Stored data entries

Start

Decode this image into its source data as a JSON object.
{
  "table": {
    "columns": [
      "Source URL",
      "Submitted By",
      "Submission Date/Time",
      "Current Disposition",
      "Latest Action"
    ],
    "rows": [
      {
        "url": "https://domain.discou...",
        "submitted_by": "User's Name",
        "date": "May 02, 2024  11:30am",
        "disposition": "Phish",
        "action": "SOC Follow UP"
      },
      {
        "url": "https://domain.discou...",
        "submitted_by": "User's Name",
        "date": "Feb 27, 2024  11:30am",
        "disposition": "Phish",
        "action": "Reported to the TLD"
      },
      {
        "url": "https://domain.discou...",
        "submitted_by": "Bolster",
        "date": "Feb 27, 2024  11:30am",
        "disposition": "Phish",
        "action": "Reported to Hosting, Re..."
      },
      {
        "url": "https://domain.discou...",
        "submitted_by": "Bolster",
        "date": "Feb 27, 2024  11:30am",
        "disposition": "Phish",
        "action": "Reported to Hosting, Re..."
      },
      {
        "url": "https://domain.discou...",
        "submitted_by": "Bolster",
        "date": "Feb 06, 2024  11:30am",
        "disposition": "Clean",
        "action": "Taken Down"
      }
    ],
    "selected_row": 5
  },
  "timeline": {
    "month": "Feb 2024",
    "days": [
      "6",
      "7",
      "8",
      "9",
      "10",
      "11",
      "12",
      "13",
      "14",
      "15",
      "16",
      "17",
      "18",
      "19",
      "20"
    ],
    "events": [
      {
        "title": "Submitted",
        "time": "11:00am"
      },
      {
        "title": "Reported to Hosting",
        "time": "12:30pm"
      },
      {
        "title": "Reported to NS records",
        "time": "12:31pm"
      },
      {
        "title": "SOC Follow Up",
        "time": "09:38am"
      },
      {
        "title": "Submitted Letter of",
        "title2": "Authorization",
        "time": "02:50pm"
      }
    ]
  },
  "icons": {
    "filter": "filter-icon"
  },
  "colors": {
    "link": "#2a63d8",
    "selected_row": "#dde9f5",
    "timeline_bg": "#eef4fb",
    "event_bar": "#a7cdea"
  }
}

End

- [Brief] Note every line above where the string "Reported" shows up, and copy those lines.

- [Solution to the exercise]
        "action": "Reported to the TLD"
        "action": "Reported to Hosting, Re..."
        "action": "Reported to Hosting, Re..."
        "title": "Reported to Hosting",
        "title": "Reported to NS records",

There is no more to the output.